:: Instructions to follow ::
Pull out all lines from the listing below in which the word "उपलब" appears.

Records
○ ○ ○ ○ ○
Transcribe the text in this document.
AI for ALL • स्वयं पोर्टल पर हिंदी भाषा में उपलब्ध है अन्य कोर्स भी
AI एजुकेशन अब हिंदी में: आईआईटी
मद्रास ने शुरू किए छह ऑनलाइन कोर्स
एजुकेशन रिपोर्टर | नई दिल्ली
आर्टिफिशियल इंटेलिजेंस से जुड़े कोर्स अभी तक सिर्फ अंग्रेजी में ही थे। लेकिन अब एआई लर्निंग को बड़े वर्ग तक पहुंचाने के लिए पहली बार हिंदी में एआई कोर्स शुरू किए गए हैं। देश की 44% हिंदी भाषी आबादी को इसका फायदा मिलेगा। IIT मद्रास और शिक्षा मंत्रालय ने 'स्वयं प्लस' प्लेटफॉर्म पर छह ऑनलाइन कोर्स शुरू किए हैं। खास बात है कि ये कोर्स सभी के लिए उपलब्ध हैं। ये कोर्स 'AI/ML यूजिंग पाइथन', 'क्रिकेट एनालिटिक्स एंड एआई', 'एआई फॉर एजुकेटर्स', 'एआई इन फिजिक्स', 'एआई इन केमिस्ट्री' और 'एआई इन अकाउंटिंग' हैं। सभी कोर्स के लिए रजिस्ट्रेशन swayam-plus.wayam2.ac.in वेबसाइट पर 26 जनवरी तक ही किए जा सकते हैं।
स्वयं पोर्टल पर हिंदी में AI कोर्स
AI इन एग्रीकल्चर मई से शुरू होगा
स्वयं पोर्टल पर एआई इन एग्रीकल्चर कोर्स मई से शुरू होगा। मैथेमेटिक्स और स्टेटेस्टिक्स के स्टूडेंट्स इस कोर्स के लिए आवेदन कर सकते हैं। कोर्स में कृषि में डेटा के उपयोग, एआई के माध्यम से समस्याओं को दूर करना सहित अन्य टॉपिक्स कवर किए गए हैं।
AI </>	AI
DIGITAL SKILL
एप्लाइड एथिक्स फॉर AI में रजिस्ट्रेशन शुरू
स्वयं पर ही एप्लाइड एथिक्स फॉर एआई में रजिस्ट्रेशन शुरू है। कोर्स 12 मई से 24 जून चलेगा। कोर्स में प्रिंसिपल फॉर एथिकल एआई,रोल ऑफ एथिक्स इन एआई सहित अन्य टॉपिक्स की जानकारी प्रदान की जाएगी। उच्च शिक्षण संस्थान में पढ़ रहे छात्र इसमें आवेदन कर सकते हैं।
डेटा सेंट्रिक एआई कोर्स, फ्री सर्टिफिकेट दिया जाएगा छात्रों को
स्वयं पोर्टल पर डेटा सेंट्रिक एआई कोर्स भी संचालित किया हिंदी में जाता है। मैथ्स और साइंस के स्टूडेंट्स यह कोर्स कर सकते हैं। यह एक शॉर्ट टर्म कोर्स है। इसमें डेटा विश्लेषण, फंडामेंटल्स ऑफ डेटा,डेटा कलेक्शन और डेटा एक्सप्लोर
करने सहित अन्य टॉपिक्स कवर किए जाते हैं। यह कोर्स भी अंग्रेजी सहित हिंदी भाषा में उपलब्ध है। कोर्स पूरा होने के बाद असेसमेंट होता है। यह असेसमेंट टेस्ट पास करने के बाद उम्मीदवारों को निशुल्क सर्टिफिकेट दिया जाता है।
○ ○ ○ ○ ○
:: The completed task ::
AI for ALL • स्वयं पोर्टल पर हिंदी भाषा में उपलब्ध है अन्य कोर्स भी
आर्टिफिशियल इंटेलिजेंस से जुड़े कोर्स अभी तक सिर्फ अंग्रेजी में ही थे। लेकिन अब एआई लर्निंग को बड़े वर्ग तक पहुंचाने के लिए पहली बार हिंदी में एआई कोर्स शुरू किए गए हैं। देश की 44% हिंदी भाषी आबादी को इसका फायदा मिलेगा। IIT मद्रास और शिक्षा मंत्रालय ने 'स्वयं प्लस' प्लेटफॉर्म पर छह ऑनलाइन कोर्स शुरू किए हैं। खास बात है कि ये कोर्स सभी के लिए उपलब्ध हैं। ये कोर्स 'AI/ML यूजिंग पाइथन', 'क्रिकेट एनालिटिक्स एंड एआई', 'एआई फॉर एजुकेटर्स', 'एआई इन फिजिक्स', 'एआई इन केमिस्ट्री' और 'एआई इन अकाउंटिंग' हैं। सभी कोर्स के लिए रजिस्ट्रेशन swayam-plus.wayam2.ac.in वेबसाइट पर 26 जनवरी तक ही किए जा सकते हैं।
करने सहित अन्य टॉपिक्स कवर किए जाते हैं। यह कोर्स भी अंग्रेजी सहित हिंदी भाषा में उपलब्ध है। कोर्स पूरा होने के बाद असेसमेंट होता है। यह असेसमेंट टेस्ट पास करने के बाद उम्मीदवारों को निशुल्क सर्टिफिकेट दिया जाता है।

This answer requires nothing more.